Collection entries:
[start]
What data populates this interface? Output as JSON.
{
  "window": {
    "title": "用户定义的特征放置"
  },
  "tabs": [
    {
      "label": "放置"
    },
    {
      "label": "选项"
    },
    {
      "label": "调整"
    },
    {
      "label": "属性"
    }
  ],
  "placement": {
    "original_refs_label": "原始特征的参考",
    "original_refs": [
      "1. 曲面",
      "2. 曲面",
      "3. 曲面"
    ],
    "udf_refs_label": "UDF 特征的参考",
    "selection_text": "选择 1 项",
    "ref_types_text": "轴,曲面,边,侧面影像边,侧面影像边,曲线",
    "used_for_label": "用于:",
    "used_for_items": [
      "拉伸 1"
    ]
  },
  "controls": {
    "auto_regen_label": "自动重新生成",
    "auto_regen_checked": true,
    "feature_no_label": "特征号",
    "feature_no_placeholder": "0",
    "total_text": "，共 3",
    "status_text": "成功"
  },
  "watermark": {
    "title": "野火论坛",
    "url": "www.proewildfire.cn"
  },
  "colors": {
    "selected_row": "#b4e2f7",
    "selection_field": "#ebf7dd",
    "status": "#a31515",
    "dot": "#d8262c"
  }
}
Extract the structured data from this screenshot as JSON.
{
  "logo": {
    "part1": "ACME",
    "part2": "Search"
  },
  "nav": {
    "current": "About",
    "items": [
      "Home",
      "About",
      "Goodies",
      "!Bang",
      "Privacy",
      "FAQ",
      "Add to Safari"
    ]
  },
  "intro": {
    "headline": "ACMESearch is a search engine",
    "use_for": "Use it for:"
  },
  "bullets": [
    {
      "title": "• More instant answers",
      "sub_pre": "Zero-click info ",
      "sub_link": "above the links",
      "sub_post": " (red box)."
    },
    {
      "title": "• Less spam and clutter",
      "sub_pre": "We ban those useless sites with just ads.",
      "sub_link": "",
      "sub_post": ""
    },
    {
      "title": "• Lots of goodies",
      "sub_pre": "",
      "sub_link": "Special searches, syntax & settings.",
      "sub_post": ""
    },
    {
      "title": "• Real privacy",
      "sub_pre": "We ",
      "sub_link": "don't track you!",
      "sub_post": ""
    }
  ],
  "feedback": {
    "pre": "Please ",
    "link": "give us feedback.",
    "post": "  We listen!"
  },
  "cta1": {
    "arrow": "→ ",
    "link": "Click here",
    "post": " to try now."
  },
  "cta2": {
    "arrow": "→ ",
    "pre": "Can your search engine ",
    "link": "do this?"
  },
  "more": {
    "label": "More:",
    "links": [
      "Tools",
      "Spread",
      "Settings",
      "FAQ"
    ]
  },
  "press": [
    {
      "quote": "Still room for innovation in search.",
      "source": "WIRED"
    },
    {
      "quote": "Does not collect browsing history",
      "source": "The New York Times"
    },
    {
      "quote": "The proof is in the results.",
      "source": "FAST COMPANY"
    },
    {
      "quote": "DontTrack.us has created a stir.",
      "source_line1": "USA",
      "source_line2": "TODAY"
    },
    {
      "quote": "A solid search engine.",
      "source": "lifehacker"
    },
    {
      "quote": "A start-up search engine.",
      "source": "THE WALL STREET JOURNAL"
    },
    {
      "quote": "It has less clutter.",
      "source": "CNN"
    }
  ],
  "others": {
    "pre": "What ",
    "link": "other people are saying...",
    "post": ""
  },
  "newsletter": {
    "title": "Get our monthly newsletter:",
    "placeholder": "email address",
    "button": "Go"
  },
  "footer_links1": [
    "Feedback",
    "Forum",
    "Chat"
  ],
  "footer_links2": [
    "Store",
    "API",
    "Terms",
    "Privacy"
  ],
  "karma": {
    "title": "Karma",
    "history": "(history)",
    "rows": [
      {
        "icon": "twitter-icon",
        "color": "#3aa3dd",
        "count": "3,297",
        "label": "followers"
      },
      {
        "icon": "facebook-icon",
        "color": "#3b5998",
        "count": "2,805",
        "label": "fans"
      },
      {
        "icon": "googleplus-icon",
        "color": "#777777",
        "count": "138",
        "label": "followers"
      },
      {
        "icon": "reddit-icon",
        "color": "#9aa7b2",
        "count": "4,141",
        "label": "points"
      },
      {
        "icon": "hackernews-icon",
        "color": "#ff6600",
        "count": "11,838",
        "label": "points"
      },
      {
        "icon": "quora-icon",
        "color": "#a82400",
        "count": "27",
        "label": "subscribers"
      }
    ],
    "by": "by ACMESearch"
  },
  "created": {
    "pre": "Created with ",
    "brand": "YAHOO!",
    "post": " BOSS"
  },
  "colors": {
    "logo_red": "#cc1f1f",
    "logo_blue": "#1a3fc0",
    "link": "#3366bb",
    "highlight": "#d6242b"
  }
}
[end]
> [TO BE DONE] Go through the listing above and locate each line that holds the word "with". Copy those lines.

> [THE OUTPUT]
      "sub_pre": "We ban those useless sites with just ads.",
    "pre": "Created with ",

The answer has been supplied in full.